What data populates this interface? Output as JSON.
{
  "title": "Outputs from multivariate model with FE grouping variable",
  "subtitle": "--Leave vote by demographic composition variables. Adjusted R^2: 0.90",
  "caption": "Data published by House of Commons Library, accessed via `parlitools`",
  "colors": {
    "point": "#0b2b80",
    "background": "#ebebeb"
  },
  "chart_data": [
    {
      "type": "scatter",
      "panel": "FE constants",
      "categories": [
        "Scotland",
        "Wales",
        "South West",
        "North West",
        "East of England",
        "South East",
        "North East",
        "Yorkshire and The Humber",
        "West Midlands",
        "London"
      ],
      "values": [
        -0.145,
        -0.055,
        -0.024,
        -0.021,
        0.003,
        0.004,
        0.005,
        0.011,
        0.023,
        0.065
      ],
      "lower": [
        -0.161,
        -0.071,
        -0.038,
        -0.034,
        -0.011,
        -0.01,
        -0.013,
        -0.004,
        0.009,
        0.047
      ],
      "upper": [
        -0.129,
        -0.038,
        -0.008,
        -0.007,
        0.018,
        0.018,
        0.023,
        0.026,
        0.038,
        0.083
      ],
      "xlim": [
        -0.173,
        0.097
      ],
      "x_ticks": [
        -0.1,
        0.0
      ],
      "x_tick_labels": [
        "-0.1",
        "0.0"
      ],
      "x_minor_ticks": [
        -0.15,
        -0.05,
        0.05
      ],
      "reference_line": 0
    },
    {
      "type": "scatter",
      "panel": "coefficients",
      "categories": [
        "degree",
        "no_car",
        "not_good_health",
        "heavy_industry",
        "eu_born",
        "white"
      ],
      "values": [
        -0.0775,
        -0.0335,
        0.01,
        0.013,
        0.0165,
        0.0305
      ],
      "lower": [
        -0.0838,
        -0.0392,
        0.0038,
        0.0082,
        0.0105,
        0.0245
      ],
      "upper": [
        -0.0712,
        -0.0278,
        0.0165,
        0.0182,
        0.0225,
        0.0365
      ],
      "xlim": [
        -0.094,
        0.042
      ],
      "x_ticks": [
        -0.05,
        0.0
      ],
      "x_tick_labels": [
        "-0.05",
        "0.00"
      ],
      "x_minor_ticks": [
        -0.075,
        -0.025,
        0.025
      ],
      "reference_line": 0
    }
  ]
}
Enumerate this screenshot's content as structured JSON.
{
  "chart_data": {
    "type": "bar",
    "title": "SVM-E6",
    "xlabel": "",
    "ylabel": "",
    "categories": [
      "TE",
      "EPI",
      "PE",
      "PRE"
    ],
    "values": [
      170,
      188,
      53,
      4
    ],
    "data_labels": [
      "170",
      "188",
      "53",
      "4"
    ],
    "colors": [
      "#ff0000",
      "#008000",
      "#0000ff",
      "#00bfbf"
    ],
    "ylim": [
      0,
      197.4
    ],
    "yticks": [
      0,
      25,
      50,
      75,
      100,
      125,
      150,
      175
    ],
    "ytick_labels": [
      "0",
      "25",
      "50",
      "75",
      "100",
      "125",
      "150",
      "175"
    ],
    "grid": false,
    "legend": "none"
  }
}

=-=-=-=-=

What is needed – Quote the data above in full, changing nothing.

Final result –
What data populates this interface? Output as JSON.
{
  "title": "Outputs from multivariate model with FE grouping variable",
  "subtitle": "--Leave vote by demographic composition variables. Adjusted R^2: 0.90",
  "caption": "Data published by House of Commons Library, accessed via `parlitools`",
  "colors": {
    "point": "#0b2b80",
    "background": "#ebebeb"
  },
  "chart_data": [
    {
      "type": "scatter",
      "panel": "FE constants",
      "categories": [
        "Scotland",
        "Wales",
        "South West",
        "North West",
        "East of England",
        "South East",
        "North East",
        "Yorkshire and The Humber",
        "West Midlands",
        "London"
      ],
      "values": [
        -0.145,
        -0.055,
        -0.024,
        -0.021,
        0.003,
        0.004,
        0.005,
        0.011,
        0.023,
        0.065
      ],
      "lower": [
        -0.161,
        -0.071,
        -0.038,
        -0.034,
        -0.011,
        -0.01,
        -0.013,
        -0.004,
        0.009,
        0.047
      ],
      "upper": [
        -0.129,
        -0.038,
        -0.008,
        -0.007,
        0.018,
        0.018,
        0.023,
        0.026,
        0.038,
        0.083
      ],
      "xlim": [
        -0.173,
        0.097
      ],
      "x_ticks": [
        -0.1,
        0.0
      ],
      "x_tick_labels": [
        "-0.1",
        "0.0"
      ],
      "x_minor_ticks": [
        -0.15,
        -0.05,
        0.05
      ],
      "reference_line": 0
    },
    {
      "type": "scatter",
      "panel": "coefficients",
      "categories": [
        "degree",
        "no_car",
        "not_good_health",
        "heavy_industry",
        "eu_born",
        "white"
      ],
      "values": [
        -0.0775,
        -0.0335,
        0.01,
        0.013,
        0.0165,
        0.0305
      ],
      "lower": [
        -0.0838,
        -0.0392,
        0.0038,
        0.0082,
        0.0105,
        0.0245
      ],
      "upper": [
        -0.0712,
        -0.0278,
        0.0165,
        0.0182,
        0.0225,
        0.0365
      ],
      "xlim": [
        -0.094,
        0.042
      ],
      "x_ticks": [
        -0.05,
        0.0
      ],
      "x_tick_labels": [
        "-0.05",
        "0.00"
      ],
      "x_minor_ticks": [
        -0.075,
        -0.025,
        0.025
      ],
      "reference_line": 0
    }
  ]
}
Enumerate this screenshot's content as structured JSON.
{
  "chart_data": {
    "type": "bar",
    "title": "SVM-E6",
    "xlabel": "",
    "ylabel": "",
    "categories": [
      "TE",
      "EPI",
      "PE",
      "PRE"
    ],
    "values": [
      170,
      188,
      53,
      4
    ],
    "data_labels": [
      "170",
      "188",
      "53",
      "4"
    ],
    "colors": [
      "#ff0000",
      "#008000",
      "#0000ff",
      "#00bfbf"
    ],
    "ylim": [
      0,
      197.4
    ],
    "yticks": [
      0,
      25,
      50,
      75,
      100,
      125,
      150,
      175
    ],
    "ytick_labels": [
      "0",
      "25",
      "50",
      "75",
      "100",
      "125",
      "150",
      "175"
    ],
    "grid": false,
    "legend": "none"
  }
}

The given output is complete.